**Required work:** What follows is a set of records; copy all of it exactly.

(Records from a dataset)

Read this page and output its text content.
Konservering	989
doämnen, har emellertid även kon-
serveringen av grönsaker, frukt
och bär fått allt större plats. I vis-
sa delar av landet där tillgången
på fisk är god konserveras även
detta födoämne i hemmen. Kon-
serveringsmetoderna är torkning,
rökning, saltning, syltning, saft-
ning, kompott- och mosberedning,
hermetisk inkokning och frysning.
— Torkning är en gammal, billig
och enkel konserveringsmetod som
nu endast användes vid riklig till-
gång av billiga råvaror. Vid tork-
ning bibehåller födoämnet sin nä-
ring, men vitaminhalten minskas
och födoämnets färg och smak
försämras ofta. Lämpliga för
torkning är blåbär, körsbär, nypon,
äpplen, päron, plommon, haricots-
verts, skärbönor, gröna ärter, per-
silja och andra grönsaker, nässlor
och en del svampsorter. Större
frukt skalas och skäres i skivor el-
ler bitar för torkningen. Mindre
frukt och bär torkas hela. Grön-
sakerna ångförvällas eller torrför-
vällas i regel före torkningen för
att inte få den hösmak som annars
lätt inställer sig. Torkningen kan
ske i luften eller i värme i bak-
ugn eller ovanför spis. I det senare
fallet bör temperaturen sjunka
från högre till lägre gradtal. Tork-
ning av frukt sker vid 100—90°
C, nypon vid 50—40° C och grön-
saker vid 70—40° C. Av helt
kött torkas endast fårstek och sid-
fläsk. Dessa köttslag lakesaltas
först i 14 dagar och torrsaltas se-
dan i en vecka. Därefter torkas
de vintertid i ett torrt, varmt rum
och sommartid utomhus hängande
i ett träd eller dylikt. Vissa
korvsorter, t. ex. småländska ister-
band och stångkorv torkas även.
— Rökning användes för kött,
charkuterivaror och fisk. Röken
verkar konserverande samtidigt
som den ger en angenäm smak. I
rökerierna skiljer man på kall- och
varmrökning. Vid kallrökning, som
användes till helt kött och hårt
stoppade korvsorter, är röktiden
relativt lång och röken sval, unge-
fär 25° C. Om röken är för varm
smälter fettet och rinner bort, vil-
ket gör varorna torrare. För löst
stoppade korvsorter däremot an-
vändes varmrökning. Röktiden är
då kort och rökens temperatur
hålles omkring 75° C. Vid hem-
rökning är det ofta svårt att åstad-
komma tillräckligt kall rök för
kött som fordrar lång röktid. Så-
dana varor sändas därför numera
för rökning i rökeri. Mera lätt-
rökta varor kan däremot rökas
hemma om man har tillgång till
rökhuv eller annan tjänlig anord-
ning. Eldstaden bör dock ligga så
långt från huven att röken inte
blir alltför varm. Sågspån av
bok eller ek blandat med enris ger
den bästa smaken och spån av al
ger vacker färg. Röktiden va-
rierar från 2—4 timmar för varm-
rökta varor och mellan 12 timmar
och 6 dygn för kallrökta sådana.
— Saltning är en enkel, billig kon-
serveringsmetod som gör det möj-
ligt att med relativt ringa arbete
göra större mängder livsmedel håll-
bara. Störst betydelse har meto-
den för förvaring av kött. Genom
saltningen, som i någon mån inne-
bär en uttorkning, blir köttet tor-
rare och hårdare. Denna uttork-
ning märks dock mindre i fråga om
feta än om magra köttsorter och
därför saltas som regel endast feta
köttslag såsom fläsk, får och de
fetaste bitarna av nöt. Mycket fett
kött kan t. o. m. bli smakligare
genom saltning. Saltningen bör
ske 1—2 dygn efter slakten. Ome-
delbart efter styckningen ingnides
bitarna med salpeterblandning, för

**Result of the exercise:**
Read this page and output its text content.
Konservering	989
doämnen, har emellertid även kon-
serveringen av grönsaker, frukt
och bär fått allt större plats. I vis-
sa delar av landet där tillgången
på fisk är god konserveras även
detta födoämne i hemmen. Kon-
serveringsmetoderna är torkning,
rökning, saltning, syltning, saft-
ning, kompott- och mosberedning,
hermetisk inkokning och frysning.
— Torkning är en gammal, billig
och enkel konserveringsmetod som
nu endast användes vid riklig till-
gång av billiga råvaror. Vid tork-
ning bibehåller födoämnet sin nä-
ring, men vitaminhalten minskas
och födoämnets färg och smak
försämras ofta. Lämpliga för
torkning är blåbär, körsbär, nypon,
äpplen, päron, plommon, haricots-
verts, skärbönor, gröna ärter, per-
silja och andra grönsaker, nässlor
och en del svampsorter. Större
frukt skalas och skäres i skivor el-
ler bitar för torkningen. Mindre
frukt och bär torkas hela. Grön-
sakerna ångförvällas eller torrför-
vällas i regel före torkningen för
att inte få den hösmak som annars
lätt inställer sig. Torkningen kan
ske i luften eller i värme i bak-
ugn eller ovanför spis. I det senare
fallet bör temperaturen sjunka
från högre till lägre gradtal. Tork-
ning av frukt sker vid 100—90°
C, nypon vid 50—40° C och grön-
saker vid 70—40° C. Av helt
kött torkas endast fårstek och sid-
fläsk. Dessa köttslag lakesaltas
först i 14 dagar och torrsaltas se-
dan i en vecka. Därefter torkas
de vintertid i ett torrt, varmt rum
och sommartid utomhus hängande
i ett träd eller dylikt. Vissa
korvsorter, t. ex. småländska ister-
band och stångkorv torkas även.
— Rökning användes för kött,
charkuterivaror och fisk. Röken
verkar konserverande samtidigt
som den ger en angenäm smak. I
rökerierna skiljer man på kall- och
varmrökning. Vid kallrökning, som
användes till helt kött och hårt
stoppade korvsorter, är röktiden
relativt lång och röken sval, unge-
fär 25° C. Om röken är för varm
smälter fettet och rinner bort, vil-
ket gör varorna torrare. För löst
stoppade korvsorter däremot an-
vändes varmrökning. Röktiden är
då kort och rökens temperatur
hålles omkring 75° C. Vid hem-
rökning är det ofta svårt att åstad-
komma tillräckligt kall rök för
kött som fordrar lång röktid. Så-
dana varor sändas därför numera
för rökning i rökeri. Mera lätt-
rökta varor kan däremot rökas
hemma om man har tillgång till
rökhuv eller annan tjänlig anord-
ning. Eldstaden bör dock ligga så
långt från huven att röken inte
blir alltför varm. Sågspån av
bok eller ek blandat med enris ger
den bästa smaken och spån av al
ger vacker färg. Röktiden va-
rierar från 2—4 timmar för varm-
rökta varor och mellan 12 timmar
och 6 dygn för kallrökta sådana.
— Saltning är en enkel, billig kon-
serveringsmetod som gör det möj-
ligt att med relativt ringa arbete
göra större mängder livsmedel håll-
bara. Störst betydelse har meto-
den för förvaring av kött. Genom
saltningen, som i någon mån inne-
bär en uttorkning, blir köttet tor-
rare och hårdare. Denna uttork-
ning märks dock mindre i fråga om
feta än om magra köttsorter och
därför saltas som regel endast feta
köttslag såsom fläsk, får och de
fetaste bitarna av nöt. Mycket fett
kött kan t. o. m. bli smakligare
genom saltning. Saltningen bör
ske 1—2 dygn efter slakten. Ome-
delbart efter styckningen ingnides
bitarna med salpeterblandning, för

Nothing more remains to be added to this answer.